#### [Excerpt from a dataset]
++++++++++++++++++++

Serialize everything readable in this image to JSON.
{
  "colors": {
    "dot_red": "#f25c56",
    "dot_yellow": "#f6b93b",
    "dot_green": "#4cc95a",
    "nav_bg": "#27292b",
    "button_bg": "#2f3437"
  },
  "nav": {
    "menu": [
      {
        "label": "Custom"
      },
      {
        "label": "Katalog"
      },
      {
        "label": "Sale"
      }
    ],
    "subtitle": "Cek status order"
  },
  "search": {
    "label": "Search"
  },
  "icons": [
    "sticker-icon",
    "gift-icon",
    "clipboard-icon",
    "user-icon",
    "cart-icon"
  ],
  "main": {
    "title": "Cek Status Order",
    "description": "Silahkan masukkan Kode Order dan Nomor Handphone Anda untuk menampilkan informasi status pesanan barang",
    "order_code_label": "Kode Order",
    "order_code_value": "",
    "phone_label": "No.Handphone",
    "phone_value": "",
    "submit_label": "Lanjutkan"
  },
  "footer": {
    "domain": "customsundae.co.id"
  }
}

++++++++++++++++++++

#### [Prompt]
Retype the whole listing above exactly.

#### [Completed task]
Serialize everything readable in this image to JSON.
{
  "colors": {
    "dot_red": "#f25c56",
    "dot_yellow": "#f6b93b",
    "dot_green": "#4cc95a",
    "nav_bg": "#27292b",
    "button_bg": "#2f3437"
  },
  "nav": {
    "menu": [
      {
        "label": "Custom"
      },
      {
        "label": "Katalog"
      },
      {
        "label": "Sale"
      }
    ],
    "subtitle": "Cek status order"
  },
  "search": {
    "label": "Search"
  },
  "icons": [
    "sticker-icon",
    "gift-icon",
    "clipboard-icon",
    "user-icon",
    "cart-icon"
  ],
  "main": {
    "title": "Cek Status Order",
    "description": "Silahkan masukkan Kode Order dan Nomor Handphone Anda untuk menampilkan informasi status pesanan barang",
    "order_code_label": "Kode Order",
    "order_code_value": "",
    "phone_label": "No.Handphone",
    "phone_value": "",
    "submit_label": "Lanjutkan"
  },
  "footer": {
    "domain": "customsundae.co.id"
  }
}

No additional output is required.